>> BEGIN Available records

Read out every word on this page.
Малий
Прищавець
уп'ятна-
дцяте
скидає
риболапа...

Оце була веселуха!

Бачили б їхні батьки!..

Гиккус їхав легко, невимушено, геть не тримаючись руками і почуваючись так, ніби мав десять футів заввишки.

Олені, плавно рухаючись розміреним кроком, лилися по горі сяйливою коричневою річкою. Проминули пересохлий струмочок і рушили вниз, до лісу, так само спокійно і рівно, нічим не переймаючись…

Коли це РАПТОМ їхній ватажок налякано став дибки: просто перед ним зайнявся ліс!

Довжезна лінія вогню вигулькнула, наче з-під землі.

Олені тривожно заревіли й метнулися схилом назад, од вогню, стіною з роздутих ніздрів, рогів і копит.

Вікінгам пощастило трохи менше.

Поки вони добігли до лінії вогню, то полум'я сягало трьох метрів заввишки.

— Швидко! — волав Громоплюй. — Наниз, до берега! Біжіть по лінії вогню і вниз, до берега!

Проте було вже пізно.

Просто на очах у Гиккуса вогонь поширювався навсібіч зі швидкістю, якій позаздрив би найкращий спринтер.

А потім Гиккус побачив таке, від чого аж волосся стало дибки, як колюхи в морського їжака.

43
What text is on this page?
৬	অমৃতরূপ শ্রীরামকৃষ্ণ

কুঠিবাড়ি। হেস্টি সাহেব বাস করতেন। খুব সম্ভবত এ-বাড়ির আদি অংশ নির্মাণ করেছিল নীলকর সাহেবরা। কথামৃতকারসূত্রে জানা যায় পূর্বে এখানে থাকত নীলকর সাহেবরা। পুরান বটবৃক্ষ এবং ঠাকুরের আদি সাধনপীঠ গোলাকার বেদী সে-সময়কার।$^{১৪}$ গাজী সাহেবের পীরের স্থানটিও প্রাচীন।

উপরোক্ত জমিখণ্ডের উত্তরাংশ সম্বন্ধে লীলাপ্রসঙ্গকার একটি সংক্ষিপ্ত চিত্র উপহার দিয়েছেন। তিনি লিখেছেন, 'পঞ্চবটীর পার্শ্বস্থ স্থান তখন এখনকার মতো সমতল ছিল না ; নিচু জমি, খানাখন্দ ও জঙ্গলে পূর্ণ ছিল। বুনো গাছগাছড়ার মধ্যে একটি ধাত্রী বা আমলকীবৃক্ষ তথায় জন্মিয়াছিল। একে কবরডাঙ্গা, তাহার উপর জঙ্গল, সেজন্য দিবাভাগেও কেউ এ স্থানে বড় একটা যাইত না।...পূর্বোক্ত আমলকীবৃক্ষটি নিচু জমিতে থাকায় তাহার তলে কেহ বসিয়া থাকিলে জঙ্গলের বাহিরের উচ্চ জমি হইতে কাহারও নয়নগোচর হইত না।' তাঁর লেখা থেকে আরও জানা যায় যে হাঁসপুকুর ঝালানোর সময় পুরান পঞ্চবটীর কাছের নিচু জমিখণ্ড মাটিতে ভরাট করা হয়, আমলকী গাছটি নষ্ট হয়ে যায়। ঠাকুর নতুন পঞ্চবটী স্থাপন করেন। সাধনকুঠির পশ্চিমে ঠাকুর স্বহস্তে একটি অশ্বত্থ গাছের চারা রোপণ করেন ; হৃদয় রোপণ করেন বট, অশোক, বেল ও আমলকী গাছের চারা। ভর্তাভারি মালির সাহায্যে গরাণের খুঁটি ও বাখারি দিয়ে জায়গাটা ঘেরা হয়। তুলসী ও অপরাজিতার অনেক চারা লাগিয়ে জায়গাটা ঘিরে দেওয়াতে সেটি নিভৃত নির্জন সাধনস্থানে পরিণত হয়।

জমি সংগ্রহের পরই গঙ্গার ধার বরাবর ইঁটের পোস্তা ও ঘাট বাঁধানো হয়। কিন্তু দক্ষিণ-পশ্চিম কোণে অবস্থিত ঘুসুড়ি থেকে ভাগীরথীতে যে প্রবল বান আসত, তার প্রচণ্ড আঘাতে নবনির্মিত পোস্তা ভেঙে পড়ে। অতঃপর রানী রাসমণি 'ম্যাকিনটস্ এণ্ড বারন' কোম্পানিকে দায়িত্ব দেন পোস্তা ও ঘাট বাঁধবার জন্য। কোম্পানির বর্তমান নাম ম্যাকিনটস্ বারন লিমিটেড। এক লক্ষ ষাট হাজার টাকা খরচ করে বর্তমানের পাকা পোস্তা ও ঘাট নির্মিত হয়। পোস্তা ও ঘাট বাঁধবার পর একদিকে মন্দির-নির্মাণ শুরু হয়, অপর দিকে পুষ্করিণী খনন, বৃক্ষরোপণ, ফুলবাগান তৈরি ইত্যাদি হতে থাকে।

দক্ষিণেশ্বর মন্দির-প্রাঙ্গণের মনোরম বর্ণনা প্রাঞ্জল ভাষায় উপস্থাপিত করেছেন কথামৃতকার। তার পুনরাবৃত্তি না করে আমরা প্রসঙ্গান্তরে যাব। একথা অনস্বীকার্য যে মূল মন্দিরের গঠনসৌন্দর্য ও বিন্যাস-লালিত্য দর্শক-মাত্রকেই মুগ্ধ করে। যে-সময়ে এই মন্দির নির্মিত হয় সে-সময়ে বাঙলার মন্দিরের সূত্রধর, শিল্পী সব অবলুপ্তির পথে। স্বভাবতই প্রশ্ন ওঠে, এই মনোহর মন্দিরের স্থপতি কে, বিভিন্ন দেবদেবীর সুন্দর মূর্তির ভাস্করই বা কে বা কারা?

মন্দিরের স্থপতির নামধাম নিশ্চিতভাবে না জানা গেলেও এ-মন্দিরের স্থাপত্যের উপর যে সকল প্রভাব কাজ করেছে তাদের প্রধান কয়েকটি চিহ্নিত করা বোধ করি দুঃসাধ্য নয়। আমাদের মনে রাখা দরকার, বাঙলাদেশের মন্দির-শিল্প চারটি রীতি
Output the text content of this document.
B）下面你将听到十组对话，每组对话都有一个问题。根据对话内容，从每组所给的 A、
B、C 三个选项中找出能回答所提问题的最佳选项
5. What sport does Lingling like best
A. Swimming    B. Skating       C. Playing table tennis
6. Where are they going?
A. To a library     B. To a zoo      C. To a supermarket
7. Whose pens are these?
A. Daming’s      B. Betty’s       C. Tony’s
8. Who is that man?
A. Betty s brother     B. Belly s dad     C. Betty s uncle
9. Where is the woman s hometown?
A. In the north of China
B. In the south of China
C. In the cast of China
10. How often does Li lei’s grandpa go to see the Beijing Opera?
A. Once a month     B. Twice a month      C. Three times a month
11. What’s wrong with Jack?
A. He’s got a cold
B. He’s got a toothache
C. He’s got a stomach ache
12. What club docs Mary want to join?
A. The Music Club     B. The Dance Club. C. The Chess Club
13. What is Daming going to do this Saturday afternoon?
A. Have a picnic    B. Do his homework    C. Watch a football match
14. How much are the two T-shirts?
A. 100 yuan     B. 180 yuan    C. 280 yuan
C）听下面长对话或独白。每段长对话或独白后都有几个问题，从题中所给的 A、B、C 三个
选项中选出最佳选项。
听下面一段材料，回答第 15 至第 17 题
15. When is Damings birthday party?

>> END Available records

• **Written task**
Copy all data exactly, start to finish.

• **Solution to the exercise**
Read out every word on this page.
Малий
Прищавець
уп'ятна-
дцяте
скидає
риболапа...

Оце була веселуха!

Бачили б їхні батьки!..

Гиккус їхав легко, невимушено, геть не тримаючись руками і почуваючись так, ніби мав десять футів заввишки.

Олені, плавно рухаючись розміреним кроком, лилися по горі сяйливою коричневою річкою. Проминули пересохлий струмочок і рушили вниз, до лісу, так само спокійно і рівно, нічим не переймаючись…

Коли це РАПТОМ їхній ватажок налякано став дибки: просто перед ним зайнявся ліс!

Довжезна лінія вогню вигулькнула, наче з-під землі.

Олені тривожно заревіли й метнулися схилом назад, од вогню, стіною з роздутих ніздрів, рогів і копит.

Вікінгам пощастило трохи менше.

Поки вони добігли до лінії вогню, то полум'я сягало трьох метрів заввишки.

— Швидко! — волав Громоплюй. — Наниз, до берега! Біжіть по лінії вогню і вниз, до берега!

Проте було вже пізно.

Просто на очах у Гиккуса вогонь поширювався навсібіч зі швидкістю, якій позаздрив би найкращий спринтер.

А потім Гиккус побачив таке, від чого аж волосся стало дибки, як колюхи в морського їжака.

43
What text is on this page?
৬	অমৃতরূপ শ্রীরামকৃষ্ণ

কুঠিবাড়ি। হেস্টি সাহেব বাস করতেন। খুব সম্ভবত এ-বাড়ির আদি অংশ নির্মাণ করেছিল নীলকর সাহেবরা। কথামৃতকারসূত্রে জানা যায় পূর্বে এখানে থাকত নীলকর সাহেবরা। পুরান বটবৃক্ষ এবং ঠাকুরের আদি সাধনপীঠ গোলাকার বেদী সে-সময়কার।$^{১৪}$ গাজী সাহেবের পীরের স্থানটিও প্রাচীন।

উপরোক্ত জমিখণ্ডের উত্তরাংশ সম্বন্ধে লীলাপ্রসঙ্গকার একটি সংক্ষিপ্ত চিত্র উপহার দিয়েছেন। তিনি লিখেছেন, 'পঞ্চবটীর পার্শ্বস্থ স্থান তখন এখনকার মতো সমতল ছিল না ; নিচু জমি, খানাখন্দ ও জঙ্গলে পূর্ণ ছিল। বুনো গাছগাছড়ার মধ্যে একটি ধাত্রী বা আমলকীবৃক্ষ তথায় জন্মিয়াছিল। একে কবরডাঙ্গা, তাহার উপর জঙ্গল, সেজন্য দিবাভাগেও কেউ এ স্থানে বড় একটা যাইত না।...পূর্বোক্ত আমলকীবৃক্ষটি নিচু জমিতে থাকায় তাহার তলে কেহ বসিয়া থাকিলে জঙ্গলের বাহিরের উচ্চ জমি হইতে কাহারও নয়নগোচর হইত না।' তাঁর লেখা থেকে আরও জানা যায় যে হাঁসপুকুর ঝালানোর সময় পুরান পঞ্চবটীর কাছের নিচু জমিখণ্ড মাটিতে ভরাট করা হয়, আমলকী গাছটি নষ্ট হয়ে যায়। ঠাকুর নতুন পঞ্চবটী স্থাপন করেন। সাধনকুঠির পশ্চিমে ঠাকুর স্বহস্তে একটি অশ্বত্থ গাছের চারা রোপণ করেন ; হৃদয় রোপণ করেন বট, অশোক, বেল ও আমলকী গাছের চারা। ভর্তাভারি মালির সাহায্যে গরাণের খুঁটি ও বাখারি দিয়ে জায়গাটা ঘেরা হয়। তুলসী ও অপরাজিতার অনেক চারা লাগিয়ে জায়গাটা ঘিরে দেওয়াতে সেটি নিভৃত নির্জন সাধনস্থানে পরিণত হয়।

জমি সংগ্রহের পরই গঙ্গার ধার বরাবর ইঁটের পোস্তা ও ঘাট বাঁধানো হয়। কিন্তু দক্ষিণ-পশ্চিম কোণে অবস্থিত ঘুসুড়ি থেকে ভাগীরথীতে যে প্রবল বান আসত, তার প্রচণ্ড আঘাতে নবনির্মিত পোস্তা ভেঙে পড়ে। অতঃপর রানী রাসমণি 'ম্যাকিনটস্ এণ্ড বারন' কোম্পানিকে দায়িত্ব দেন পোস্তা ও ঘাট বাঁধবার জন্য। কোম্পানির বর্তমান নাম ম্যাকিনটস্ বারন লিমিটেড। এক লক্ষ ষাট হাজার টাকা খরচ করে বর্তমানের পাকা পোস্তা ও ঘাট নির্মিত হয়। পোস্তা ও ঘাট বাঁধবার পর একদিকে মন্দির-নির্মাণ শুরু হয়, অপর দিকে পুষ্করিণী খনন, বৃক্ষরোপণ, ফুলবাগান তৈরি ইত্যাদি হতে থাকে।

দক্ষিণেশ্বর মন্দির-প্রাঙ্গণের মনোরম বর্ণনা প্রাঞ্জল ভাষায় উপস্থাপিত করেছেন কথামৃতকার। তার পুনরাবৃত্তি না করে আমরা প্রসঙ্গান্তরে যাব। একথা অনস্বীকার্য যে মূল মন্দিরের গঠনসৌন্দর্য ও বিন্যাস-লালিত্য দর্শক-মাত্রকেই মুগ্ধ করে। যে-সময়ে এই মন্দির নির্মিত হয় সে-সময়ে বাঙলার মন্দিরের সূত্রধর, শিল্পী সব অবলুপ্তির পথে। স্বভাবতই প্রশ্ন ওঠে, এই মনোহর মন্দিরের স্থপতি কে, বিভিন্ন দেবদেবীর সুন্দর মূর্তির ভাস্করই বা কে বা কারা?

মন্দিরের স্থপতির নামধাম নিশ্চিতভাবে না জানা গেলেও এ-মন্দিরের স্থাপত্যের উপর যে সকল প্রভাব কাজ করেছে তাদের প্রধান কয়েকটি চিহ্নিত করা বোধ করি দুঃসাধ্য নয়। আমাদের মনে রাখা দরকার, বাঙলাদেশের মন্দির-শিল্প চারটি রীতি
Output the text content of this document.
B）下面你将听到十组对话，每组对话都有一个问题。根据对话内容，从每组所给的 A、
B、C 三个选项中找出能回答所提问题的最佳选项
5. What sport does Lingling like best
A. Swimming    B. Skating       C. Playing table tennis
6. Where are they going?
A. To a library     B. To a zoo      C. To a supermarket
7. Whose pens are these?
A. Daming’s      B. Betty’s       C. Tony’s
8. Who is that man?
A. Betty s brother     B. Belly s dad     C. Betty s uncle
9. Where is the woman s hometown?
A. In the north of China
B. In the south of China
C. In the cast of China
10. How often does Li lei’s grandpa go to see the Beijing Opera?
A. Once a month     B. Twice a month      C. Three times a month
11. What’s wrong with Jack?
A. He’s got a cold
B. He’s got a toothache
C. He’s got a stomach ache
12. What club docs Mary want to join?
A. The Music Club     B. The Dance Club. C. The Chess Club
13. What is Daming going to do this Saturday afternoon?
A. Have a picnic    B. Do his homework    C. Watch a football match
14. How much are the two T-shirts?
A. 100 yuan     B. 180 yuan    C. 280 yuan
C）听下面长对话或独白。每段长对话或独白后都有几个问题，从题中所给的 A、B、C 三个
选项中选出最佳选项。
听下面一段材料，回答第 15 至第 17 题
15. When is Damings birthday party?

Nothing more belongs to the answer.